* [OBJECTIVE] Each of the entries should be retyped precisely as it appears.

═══ ENTRIES

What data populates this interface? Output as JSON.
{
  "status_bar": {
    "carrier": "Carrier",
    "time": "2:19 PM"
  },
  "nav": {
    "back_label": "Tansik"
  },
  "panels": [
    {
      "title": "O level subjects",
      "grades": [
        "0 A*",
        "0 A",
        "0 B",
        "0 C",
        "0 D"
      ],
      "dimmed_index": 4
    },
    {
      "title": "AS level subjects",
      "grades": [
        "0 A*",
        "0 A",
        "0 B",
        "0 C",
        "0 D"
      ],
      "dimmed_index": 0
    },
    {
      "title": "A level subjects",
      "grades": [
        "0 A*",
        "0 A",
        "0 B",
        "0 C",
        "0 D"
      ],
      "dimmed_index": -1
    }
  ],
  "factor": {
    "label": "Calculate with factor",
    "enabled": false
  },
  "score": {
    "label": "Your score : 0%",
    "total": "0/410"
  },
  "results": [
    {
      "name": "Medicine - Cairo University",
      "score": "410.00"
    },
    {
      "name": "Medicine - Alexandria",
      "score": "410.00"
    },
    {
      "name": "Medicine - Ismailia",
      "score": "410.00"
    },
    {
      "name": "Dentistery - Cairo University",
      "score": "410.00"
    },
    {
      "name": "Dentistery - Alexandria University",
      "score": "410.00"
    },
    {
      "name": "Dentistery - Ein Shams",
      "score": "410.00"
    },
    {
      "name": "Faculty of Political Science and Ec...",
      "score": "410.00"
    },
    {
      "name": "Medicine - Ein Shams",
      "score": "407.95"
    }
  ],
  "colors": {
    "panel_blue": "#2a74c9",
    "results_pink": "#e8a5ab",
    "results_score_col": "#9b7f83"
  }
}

══════

* [SOLUTION TO THIS EXERCISE]
What data populates this interface? Output as JSON.
{
  "status_bar": {
    "carrier": "Carrier",
    "time": "2:19 PM"
  },
  "nav": {
    "back_label": "Tansik"
  },
  "panels": [
    {
      "title": "O level subjects",
      "grades": [
        "0 A*",
        "0 A",
        "0 B",
        "0 C",
        "0 D"
      ],
      "dimmed_index": 4
    },
    {
      "title": "AS level subjects",
      "grades": [
        "0 A*",
        "0 A",
        "0 B",
        "0 C",
        "0 D"
      ],
      "dimmed_index": 0
    },
    {
      "title": "A level subjects",
      "grades": [
        "0 A*",
        "0 A",
        "0 B",
        "0 C",
        "0 D"
      ],
      "dimmed_index": -1
    }
  ],
  "factor": {
    "label": "Calculate with factor",
    "enabled": false
  },
  "score": {
    "label": "Your score : 0%",
    "total": "0/410"
  },
  "results": [
    {
      "name": "Medicine - Cairo University",
      "score": "410.00"
    },
    {
      "name": "Medicine - Alexandria",
      "score": "410.00"
    },
    {
      "name": "Medicine - Ismailia",
      "score": "410.00"
    },
    {
      "name": "Dentistery - Cairo University",
      "score": "410.00"
    },
    {
      "name": "Dentistery - Alexandria University",
      "score": "410.00"
    },
    {
      "name": "Dentistery - Ein Shams",
      "score": "410.00"
    },
    {
      "name": "Faculty of Political Science and Ec...",
      "score": "410.00"
    },
    {
      "name": "Medicine - Ein Shams",
      "score": "407.95"
    }
  ],
  "colors": {
    "panel_blue": "#2a74c9",
    "results_pink": "#e8a5ab",
    "results_score_col": "#9b7f83"
  }
}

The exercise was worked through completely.